=== The request ===
Return the records, each one exactly as written.

=== Entries ===
********

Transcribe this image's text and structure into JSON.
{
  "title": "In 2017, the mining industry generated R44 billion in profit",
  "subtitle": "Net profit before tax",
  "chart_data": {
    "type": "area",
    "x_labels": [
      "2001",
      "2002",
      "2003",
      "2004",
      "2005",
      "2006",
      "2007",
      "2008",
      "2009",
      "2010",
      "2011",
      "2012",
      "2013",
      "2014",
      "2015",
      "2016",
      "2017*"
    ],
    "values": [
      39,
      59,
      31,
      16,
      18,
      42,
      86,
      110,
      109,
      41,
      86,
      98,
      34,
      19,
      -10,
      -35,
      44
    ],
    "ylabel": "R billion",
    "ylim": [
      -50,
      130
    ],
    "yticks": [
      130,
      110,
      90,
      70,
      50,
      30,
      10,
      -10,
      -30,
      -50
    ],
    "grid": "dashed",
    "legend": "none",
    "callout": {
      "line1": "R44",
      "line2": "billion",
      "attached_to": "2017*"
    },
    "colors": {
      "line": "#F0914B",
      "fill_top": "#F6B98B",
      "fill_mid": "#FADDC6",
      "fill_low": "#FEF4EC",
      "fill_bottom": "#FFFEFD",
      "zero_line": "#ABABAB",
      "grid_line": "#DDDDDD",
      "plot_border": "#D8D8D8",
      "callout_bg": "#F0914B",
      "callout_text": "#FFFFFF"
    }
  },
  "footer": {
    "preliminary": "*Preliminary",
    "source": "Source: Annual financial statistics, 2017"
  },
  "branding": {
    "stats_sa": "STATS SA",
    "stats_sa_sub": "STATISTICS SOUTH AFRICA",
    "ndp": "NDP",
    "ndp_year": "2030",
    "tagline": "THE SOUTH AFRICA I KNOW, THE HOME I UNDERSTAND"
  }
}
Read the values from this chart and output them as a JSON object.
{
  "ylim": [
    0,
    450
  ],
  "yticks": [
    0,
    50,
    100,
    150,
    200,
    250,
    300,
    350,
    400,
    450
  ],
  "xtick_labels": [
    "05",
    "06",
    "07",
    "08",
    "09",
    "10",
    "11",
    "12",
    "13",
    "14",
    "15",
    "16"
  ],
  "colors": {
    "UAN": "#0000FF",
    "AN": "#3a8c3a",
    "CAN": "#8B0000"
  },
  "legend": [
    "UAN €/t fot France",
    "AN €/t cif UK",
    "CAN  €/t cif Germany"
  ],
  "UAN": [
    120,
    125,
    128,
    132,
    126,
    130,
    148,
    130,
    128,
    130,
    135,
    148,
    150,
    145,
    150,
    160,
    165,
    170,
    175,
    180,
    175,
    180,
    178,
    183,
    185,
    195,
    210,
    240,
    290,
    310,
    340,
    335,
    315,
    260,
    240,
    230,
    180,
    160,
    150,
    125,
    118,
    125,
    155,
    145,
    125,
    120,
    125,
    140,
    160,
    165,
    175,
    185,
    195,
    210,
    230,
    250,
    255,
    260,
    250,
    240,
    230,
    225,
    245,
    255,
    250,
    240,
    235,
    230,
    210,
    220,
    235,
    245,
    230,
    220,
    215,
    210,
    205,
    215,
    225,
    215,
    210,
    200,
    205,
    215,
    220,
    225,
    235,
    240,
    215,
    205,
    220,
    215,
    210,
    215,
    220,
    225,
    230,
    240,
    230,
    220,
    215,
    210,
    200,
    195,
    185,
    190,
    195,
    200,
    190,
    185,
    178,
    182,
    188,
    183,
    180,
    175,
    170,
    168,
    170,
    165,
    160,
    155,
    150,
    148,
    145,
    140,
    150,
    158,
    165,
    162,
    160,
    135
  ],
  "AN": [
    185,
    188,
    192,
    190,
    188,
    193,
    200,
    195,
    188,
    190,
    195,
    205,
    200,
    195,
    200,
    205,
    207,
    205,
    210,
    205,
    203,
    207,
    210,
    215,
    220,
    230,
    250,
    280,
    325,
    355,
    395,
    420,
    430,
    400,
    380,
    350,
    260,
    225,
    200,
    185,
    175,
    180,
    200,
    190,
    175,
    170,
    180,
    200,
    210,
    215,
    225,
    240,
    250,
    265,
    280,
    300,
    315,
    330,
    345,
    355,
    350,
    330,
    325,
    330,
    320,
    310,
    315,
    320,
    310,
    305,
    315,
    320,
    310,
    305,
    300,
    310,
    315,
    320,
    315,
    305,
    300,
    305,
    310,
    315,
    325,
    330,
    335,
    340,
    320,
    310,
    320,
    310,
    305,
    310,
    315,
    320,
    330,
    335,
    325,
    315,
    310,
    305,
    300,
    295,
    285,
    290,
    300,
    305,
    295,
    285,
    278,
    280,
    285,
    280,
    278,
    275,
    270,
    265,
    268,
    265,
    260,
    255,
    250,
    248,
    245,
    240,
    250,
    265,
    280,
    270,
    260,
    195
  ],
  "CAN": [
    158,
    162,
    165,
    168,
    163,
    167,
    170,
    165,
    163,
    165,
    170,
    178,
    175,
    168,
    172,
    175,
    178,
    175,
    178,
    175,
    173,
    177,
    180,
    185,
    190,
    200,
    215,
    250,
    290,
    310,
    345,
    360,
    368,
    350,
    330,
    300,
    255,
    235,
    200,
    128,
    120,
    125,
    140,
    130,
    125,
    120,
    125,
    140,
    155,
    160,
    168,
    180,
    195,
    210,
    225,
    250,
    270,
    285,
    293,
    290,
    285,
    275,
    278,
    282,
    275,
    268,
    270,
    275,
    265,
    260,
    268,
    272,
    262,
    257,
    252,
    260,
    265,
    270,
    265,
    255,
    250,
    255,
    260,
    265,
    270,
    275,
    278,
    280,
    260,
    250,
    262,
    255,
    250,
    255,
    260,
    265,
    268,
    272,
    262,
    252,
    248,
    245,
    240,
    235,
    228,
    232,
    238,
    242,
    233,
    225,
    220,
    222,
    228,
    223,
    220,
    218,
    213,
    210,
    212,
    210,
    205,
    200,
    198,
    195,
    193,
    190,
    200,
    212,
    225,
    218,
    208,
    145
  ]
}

********

=== The completed task ===
Transcribe this image's text and structure into JSON.
{
  "title": "In 2017, the mining industry generated R44 billion in profit",
  "subtitle": "Net profit before tax",
  "chart_data": {
    "type": "area",
    "x_labels": [
      "2001",
      "2002",
      "2003",
      "2004",
      "2005",
      "2006",
      "2007",
      "2008",
      "2009",
      "2010",
      "2011",
      "2012",
      "2013",
      "2014",
      "2015",
      "2016",
      "2017*"
    ],
    "values": [
      39,
      59,
      31,
      16,
      18,
      42,
      86,
      110,
      109,
      41,
      86,
      98,
      34,
      19,
      -10,
      -35,
      44
    ],
    "ylabel": "R billion",
    "ylim": [
      -50,
      130
    ],
    "yticks": [
      130,
      110,
      90,
      70,
      50,
      30,
      10,
      -10,
      -30,
      -50
    ],
    "grid": "dashed",
    "legend": "none",
    "callout": {
      "line1": "R44",
      "line2": "billion",
      "attached_to": "2017*"
    },
    "colors": {
      "line": "#F0914B",
      "fill_top": "#F6B98B",
      "fill_mid": "#FADDC6",
      "fill_low": "#FEF4EC",
      "fill_bottom": "#FFFEFD",
      "zero_line": "#ABABAB",
      "grid_line": "#DDDDDD",
      "plot_border": "#D8D8D8",
      "callout_bg": "#F0914B",
      "callout_text": "#FFFFFF"
    }
  },
  "footer": {
    "preliminary": "*Preliminary",
    "source": "Source: Annual financial statistics, 2017"
  },
  "branding": {
    "stats_sa": "STATS SA",
    "stats_sa_sub": "STATISTICS SOUTH AFRICA",
    "ndp": "NDP",
    "ndp_year": "2030",
    "tagline": "THE SOUTH AFRICA I KNOW, THE HOME I UNDERSTAND"
  }
}
Read the values from this chart and output them as a JSON object.
{
  "ylim": [
    0,
    450
  ],
  "yticks": [
    0,
    50,
    100,
    150,
    200,
    250,
    300,
    350,
    400,
    450
  ],
  "xtick_labels": [
    "05",
    "06",
    "07",
    "08",
    "09",
    "10",
    "11",
    "12",
    "13",
    "14",
    "15",
    "16"
  ],
  "colors": {
    "UAN": "#0000FF",
    "AN": "#3a8c3a",
    "CAN": "#8B0000"
  },
  "legend": [
    "UAN €/t fot France",
    "AN €/t cif UK",
    "CAN  €/t cif Germany"
  ],
  "UAN": [
    120,
    125,
    128,
    132,
    126,
    130,
    148,
    130,
    128,
    130,
    135,
    148,
    150,
    145,
    150,
    160,
    165,
    170,
    175,
    180,
    175,
    180,
    178,
    183,
    185,
    195,
    210,
    240,
    290,
    310,
    340,
    335,
    315,
    260,
    240,
    230,
    180,
    160,
    150,
    125,
    118,
    125,
    155,
    145,
    125,
    120,
    125,
    140,
    160,
    165,
    175,
    185,
    195,
    210,
    230,
    250,
    255,
    260,
    250,
    240,
    230,
    225,
    245,
    255,
    250,
    240,
    235,
    230,
    210,
    220,
    235,
    245,
    230,
    220,
    215,
    210,
    205,
    215,
    225,
    215,
    210,
    200,
    205,
    215,
    220,
    225,
    235,
    240,
    215,
    205,
    220,
    215,
    210,
    215,
    220,
    225,
    230,
    240,
    230,
    220,
    215,
    210,
    200,
    195,
    185,
    190,
    195,
    200,
    190,
    185,
    178,
    182,
    188,
    183,
    180,
    175,
    170,
    168,
    170,
    165,
    160,
    155,
    150,
    148,
    145,
    140,
    150,
    158,
    165,
    162,
    160,
    135
  ],
  "AN": [
    185,
    188,
    192,
    190,
    188,
    193,
    200,
    195,
    188,
    190,
    195,
    205,
    200,
    195,
    200,
    205,
    207,
    205,
    210,
    205,
    203,
    207,
    210,
    215,
    220,
    230,
    250,
    280,
    325,
    355,
    395,
    420,
    430,
    400,
    380,
    350,
    260,
    225,
    200,
    185,
    175,
    180,
    200,
    190,
    175,
    170,
    180,
    200,
    210,
    215,
    225,
    240,
    250,
    265,
    280,
    300,
    315,
    330,
    345,
    355,
    350,
    330,
    325,
    330,
    320,
    310,
    315,
    320,
    310,
    305,
    315,
    320,
    310,
    305,
    300,
    310,
    315,
    320,
    315,
    305,
    300,
    305,
    310,
    315,
    325,
    330,
    335,
    340,
    320,
    310,
    320,
    310,
    305,
    310,
    315,
    320,
    330,
    335,
    325,
    315,
    310,
    305,
    300,
    295,
    285,
    290,
    300,
    305,
    295,
    285,
    278,
    280,
    285,
    280,
    278,
    275,
    270,
    265,
    268,
    265,
    260,
    255,
    250,
    248,
    245,
    240,
    250,
    265,
    280,
    270,
    260,
    195
  ],
  "CAN": [
    158,
    162,
    165,
    168,
    163,
    167,
    170,
    165,
    163,
    165,
    170,
    178,
    175,
    168,
    172,
    175,
    178,
    175,
    178,
    175,
    173,
    177,
    180,
    185,
    190,
    200,
    215,
    250,
    290,
    310,
    345,
    360,
    368,
    350,
    330,
    300,
    255,
    235,
    200,
    128,
    120,
    125,
    140,
    130,
    125,
    120,
    125,
    140,
    155,
    160,
    168,
    180,
    195,
    210,
    225,
    250,
    270,
    285,
    293,
    290,
    285,
    275,
    278,
    282,
    275,
    268,
    270,
    275,
    265,
    260,
    268,
    272,
    262,
    257,
    252,
    260,
    265,
    270,
    265,
    255,
    250,
    255,
    260,
    265,
    270,
    275,
    278,
    280,
    260,
    250,
    262,
    255,
    250,
    255,
    260,
    265,
    268,
    272,
    262,
    252,
    248,
    245,
    240,
    235,
    228,
    232,
    238,
    242,
    233,
    225,
    220,
    222,
    228,
    223,
    220,
    218,
    213,
    210,
    212,
    210,
    205,
    200,
    198,
    195,
    193,
    190,
    200,
    212,
    225,
    218,
    208,
    145
  ]
}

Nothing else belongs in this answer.